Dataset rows

--- BEGIN ---

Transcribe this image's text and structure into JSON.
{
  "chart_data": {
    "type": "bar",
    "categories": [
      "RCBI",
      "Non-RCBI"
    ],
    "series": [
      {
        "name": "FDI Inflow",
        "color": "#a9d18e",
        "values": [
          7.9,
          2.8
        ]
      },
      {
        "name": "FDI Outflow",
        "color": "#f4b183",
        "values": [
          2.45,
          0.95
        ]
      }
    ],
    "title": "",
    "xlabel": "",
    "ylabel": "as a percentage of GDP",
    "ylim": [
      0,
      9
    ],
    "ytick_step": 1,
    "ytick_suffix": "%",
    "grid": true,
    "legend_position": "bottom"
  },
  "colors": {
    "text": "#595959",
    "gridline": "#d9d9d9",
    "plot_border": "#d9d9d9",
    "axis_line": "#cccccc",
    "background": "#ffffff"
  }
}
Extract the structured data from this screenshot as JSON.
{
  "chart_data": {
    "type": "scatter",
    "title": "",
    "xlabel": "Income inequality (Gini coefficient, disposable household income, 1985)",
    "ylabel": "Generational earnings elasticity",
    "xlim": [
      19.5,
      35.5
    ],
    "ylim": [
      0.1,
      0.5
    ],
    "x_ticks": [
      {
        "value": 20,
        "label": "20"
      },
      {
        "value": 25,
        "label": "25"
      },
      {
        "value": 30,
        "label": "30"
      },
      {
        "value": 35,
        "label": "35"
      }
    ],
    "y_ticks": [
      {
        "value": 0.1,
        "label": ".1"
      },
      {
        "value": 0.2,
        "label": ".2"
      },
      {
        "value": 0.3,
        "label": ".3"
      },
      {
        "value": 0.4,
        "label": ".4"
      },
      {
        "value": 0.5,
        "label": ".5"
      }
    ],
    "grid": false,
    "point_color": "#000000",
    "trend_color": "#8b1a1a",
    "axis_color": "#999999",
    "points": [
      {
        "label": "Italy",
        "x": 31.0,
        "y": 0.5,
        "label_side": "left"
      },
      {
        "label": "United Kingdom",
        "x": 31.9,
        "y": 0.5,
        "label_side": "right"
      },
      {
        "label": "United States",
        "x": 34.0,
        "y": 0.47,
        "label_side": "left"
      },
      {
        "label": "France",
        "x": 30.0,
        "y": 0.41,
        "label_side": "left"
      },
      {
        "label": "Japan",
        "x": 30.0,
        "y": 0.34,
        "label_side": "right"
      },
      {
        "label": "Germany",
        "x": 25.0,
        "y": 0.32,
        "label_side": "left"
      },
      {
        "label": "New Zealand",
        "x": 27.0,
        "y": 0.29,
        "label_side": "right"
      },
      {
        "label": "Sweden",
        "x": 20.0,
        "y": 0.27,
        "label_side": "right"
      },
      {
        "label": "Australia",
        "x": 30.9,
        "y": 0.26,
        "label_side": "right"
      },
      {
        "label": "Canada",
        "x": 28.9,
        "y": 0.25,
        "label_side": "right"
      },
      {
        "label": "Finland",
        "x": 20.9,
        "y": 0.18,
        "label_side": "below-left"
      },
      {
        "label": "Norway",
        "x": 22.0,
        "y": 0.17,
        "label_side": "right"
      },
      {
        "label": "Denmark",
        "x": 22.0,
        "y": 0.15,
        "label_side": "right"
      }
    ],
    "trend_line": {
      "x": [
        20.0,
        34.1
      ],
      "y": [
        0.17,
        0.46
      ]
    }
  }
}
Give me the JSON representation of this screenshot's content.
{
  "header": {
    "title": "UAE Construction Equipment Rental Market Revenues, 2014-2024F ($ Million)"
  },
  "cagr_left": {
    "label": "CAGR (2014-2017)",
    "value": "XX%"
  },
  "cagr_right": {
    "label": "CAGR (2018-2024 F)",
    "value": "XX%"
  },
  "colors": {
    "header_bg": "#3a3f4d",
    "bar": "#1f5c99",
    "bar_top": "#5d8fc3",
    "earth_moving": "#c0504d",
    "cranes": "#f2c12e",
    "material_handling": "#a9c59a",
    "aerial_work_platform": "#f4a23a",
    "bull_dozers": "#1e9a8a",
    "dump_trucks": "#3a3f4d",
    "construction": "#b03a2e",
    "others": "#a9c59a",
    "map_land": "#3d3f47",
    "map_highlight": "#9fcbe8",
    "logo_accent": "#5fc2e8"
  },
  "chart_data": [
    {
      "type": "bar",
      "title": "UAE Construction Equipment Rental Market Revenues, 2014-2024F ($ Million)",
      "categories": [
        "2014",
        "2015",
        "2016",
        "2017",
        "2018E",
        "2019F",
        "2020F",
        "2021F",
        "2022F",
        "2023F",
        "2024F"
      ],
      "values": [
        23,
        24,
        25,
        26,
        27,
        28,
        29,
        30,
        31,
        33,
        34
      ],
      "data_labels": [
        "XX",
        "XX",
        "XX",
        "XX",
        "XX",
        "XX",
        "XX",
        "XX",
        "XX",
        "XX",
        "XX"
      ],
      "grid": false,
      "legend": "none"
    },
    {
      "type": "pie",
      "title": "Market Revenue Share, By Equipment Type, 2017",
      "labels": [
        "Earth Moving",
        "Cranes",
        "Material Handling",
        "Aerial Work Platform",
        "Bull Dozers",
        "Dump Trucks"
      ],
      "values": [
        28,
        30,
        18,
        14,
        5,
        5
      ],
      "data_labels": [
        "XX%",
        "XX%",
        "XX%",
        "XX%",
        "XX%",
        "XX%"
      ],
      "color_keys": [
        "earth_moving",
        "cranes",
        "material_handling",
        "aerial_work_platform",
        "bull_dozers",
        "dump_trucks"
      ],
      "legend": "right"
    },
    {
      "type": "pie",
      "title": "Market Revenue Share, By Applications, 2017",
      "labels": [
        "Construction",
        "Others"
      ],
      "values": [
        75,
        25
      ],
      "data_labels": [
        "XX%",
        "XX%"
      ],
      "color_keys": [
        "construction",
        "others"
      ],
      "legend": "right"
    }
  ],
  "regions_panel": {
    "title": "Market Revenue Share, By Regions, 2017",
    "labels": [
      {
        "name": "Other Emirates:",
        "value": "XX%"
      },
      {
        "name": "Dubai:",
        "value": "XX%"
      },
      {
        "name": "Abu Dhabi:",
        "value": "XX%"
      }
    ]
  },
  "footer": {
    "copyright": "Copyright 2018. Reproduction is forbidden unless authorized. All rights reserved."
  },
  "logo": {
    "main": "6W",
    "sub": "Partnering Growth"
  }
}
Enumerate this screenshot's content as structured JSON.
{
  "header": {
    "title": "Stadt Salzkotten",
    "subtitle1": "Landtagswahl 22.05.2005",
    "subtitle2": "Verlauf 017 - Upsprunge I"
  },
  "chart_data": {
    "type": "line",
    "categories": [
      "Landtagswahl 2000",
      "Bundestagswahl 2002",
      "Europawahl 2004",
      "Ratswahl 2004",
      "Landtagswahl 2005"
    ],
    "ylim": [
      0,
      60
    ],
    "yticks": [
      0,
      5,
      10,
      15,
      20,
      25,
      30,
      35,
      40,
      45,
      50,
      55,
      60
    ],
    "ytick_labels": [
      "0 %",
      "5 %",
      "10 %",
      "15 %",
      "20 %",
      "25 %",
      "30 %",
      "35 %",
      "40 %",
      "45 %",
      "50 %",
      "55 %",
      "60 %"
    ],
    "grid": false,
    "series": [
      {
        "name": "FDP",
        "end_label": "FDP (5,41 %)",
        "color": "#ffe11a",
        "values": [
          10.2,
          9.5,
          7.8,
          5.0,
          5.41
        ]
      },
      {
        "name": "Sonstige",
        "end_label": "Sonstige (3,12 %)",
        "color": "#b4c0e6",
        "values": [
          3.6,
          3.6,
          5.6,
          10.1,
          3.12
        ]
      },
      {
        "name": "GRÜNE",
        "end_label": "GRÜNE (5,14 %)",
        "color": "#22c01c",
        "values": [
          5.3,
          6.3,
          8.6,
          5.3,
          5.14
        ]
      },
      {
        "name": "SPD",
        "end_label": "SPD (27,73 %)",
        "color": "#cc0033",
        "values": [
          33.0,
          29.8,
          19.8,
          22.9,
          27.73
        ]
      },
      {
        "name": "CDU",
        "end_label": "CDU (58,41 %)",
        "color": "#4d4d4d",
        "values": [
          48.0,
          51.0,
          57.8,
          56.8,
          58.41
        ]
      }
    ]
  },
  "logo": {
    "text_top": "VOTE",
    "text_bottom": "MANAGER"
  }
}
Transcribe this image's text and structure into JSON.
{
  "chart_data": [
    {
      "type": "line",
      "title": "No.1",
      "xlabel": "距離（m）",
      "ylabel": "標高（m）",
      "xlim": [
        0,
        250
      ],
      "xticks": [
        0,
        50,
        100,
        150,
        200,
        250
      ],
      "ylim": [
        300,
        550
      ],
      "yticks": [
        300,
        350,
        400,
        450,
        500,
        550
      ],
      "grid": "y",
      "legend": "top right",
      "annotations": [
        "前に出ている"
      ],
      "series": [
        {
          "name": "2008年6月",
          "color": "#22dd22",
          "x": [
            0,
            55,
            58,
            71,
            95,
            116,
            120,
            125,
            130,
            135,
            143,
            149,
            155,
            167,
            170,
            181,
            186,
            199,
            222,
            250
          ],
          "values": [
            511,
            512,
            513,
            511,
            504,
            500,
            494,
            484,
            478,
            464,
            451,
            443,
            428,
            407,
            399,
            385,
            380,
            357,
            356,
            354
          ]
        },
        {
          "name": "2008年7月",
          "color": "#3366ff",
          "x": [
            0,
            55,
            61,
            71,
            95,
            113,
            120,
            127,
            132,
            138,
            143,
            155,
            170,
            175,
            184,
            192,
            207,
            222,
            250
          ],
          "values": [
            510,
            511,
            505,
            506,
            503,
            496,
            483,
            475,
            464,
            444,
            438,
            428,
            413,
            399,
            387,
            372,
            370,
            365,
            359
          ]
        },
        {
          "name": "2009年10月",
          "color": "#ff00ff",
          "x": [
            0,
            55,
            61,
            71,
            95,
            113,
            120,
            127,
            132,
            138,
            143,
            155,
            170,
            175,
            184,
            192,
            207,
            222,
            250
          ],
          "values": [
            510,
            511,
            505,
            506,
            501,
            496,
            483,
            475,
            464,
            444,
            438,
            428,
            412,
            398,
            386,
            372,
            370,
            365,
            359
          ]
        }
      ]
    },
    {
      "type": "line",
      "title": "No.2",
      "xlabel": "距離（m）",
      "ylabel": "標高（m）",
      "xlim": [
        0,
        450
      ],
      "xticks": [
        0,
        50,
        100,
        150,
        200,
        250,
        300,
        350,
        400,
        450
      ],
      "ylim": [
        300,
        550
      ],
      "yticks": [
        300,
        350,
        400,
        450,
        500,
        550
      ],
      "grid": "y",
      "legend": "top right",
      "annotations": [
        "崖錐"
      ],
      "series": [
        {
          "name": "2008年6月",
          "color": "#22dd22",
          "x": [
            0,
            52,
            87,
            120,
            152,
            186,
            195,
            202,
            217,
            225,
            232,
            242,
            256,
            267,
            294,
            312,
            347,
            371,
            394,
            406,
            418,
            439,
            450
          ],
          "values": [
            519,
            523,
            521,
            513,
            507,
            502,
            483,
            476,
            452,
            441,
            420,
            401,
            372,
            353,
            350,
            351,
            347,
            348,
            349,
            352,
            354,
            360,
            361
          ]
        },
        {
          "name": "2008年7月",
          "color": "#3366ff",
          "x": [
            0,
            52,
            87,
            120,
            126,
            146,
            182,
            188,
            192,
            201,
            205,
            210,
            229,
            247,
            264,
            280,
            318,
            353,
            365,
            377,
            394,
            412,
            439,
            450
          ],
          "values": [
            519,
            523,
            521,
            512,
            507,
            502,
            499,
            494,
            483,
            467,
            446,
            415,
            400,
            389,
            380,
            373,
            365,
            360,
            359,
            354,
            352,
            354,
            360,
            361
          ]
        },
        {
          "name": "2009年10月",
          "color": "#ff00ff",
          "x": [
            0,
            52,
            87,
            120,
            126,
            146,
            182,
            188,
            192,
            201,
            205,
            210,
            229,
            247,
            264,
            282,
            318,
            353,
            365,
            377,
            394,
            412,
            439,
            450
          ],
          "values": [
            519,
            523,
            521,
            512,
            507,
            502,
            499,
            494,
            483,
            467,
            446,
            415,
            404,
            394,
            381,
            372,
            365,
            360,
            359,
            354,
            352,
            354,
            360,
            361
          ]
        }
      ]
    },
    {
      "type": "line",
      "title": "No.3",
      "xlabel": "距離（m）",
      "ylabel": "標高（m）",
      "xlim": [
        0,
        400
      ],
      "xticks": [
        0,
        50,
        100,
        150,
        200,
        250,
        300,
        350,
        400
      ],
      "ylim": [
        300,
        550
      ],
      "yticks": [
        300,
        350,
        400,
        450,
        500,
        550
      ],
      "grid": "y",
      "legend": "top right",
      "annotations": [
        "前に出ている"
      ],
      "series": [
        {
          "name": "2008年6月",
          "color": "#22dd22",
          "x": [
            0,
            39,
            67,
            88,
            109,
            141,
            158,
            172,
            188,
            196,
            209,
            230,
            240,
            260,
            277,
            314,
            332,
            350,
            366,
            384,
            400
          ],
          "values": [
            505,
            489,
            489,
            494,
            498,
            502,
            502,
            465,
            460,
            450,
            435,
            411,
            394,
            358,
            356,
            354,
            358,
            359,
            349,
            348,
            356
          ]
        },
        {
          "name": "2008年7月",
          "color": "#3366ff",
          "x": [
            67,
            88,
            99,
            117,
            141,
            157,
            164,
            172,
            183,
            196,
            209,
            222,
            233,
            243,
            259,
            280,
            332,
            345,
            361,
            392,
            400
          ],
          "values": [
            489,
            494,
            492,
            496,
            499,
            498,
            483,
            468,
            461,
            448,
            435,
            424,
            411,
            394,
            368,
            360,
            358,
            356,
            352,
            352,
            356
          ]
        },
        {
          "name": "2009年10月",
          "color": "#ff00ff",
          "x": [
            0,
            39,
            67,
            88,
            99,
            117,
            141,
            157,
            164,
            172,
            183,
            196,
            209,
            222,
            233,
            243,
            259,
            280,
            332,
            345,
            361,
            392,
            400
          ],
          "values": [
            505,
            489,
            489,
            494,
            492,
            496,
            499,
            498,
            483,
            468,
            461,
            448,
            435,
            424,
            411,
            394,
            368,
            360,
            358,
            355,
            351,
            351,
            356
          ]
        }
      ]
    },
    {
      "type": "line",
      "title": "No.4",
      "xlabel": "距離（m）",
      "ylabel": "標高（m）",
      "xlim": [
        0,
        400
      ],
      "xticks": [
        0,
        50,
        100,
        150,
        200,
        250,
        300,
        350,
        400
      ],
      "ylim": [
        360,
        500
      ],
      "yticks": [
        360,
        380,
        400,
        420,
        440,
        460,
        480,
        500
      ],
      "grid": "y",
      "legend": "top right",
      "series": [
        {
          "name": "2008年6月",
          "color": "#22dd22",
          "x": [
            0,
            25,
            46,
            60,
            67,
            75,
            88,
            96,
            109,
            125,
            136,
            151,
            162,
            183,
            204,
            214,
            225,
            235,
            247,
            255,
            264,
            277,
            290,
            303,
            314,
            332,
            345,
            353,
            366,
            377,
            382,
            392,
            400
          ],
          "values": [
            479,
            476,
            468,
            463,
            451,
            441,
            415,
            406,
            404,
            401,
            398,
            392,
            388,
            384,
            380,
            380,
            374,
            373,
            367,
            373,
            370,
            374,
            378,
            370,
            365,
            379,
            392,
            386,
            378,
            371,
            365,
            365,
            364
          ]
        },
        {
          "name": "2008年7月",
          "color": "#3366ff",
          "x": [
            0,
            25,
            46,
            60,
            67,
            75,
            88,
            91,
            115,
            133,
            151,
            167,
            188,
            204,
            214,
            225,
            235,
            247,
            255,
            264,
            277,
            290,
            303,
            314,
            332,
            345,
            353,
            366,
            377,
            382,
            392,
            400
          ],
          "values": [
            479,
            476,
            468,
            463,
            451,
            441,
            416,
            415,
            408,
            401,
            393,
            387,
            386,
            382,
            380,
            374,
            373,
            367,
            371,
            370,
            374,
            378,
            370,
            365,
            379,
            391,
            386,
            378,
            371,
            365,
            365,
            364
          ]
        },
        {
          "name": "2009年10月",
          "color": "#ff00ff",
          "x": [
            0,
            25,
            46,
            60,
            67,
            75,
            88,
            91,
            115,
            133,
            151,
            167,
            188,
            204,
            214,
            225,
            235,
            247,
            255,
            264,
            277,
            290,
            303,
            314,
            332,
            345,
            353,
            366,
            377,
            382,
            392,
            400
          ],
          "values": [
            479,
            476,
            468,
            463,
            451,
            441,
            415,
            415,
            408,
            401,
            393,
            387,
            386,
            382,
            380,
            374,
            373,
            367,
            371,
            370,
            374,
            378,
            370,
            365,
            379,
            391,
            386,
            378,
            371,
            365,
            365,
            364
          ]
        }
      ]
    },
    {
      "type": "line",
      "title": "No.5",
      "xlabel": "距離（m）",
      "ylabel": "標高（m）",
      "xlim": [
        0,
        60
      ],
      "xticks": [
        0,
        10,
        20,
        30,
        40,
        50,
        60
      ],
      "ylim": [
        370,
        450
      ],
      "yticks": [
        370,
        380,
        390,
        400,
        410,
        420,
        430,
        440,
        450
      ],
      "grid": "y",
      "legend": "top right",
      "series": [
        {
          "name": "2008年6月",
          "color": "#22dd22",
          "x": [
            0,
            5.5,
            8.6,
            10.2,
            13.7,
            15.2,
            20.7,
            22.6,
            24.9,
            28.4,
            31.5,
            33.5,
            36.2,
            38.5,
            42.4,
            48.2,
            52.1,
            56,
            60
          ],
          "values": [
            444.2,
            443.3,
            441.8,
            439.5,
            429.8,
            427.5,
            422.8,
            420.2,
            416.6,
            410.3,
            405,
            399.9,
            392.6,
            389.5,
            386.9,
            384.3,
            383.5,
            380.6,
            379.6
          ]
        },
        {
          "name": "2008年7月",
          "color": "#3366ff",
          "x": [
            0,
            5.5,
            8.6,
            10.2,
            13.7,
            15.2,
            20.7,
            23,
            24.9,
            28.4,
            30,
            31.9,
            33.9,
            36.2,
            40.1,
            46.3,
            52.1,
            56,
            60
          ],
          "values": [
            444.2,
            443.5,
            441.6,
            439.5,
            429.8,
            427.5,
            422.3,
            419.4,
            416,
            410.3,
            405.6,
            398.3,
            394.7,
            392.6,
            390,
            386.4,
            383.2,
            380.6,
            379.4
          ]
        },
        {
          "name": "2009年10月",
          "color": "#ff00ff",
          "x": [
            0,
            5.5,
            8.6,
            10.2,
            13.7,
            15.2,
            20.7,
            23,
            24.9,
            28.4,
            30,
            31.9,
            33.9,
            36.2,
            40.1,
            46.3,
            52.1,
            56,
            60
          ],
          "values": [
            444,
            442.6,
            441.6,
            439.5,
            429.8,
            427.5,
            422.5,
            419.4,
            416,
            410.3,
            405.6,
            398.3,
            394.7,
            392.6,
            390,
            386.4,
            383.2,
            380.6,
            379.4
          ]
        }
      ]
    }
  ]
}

--- END ---

_Challenge_.
Looking at the records above, work out how many lines include the word "United", then give that number by itself.

_Answer for the task_.
2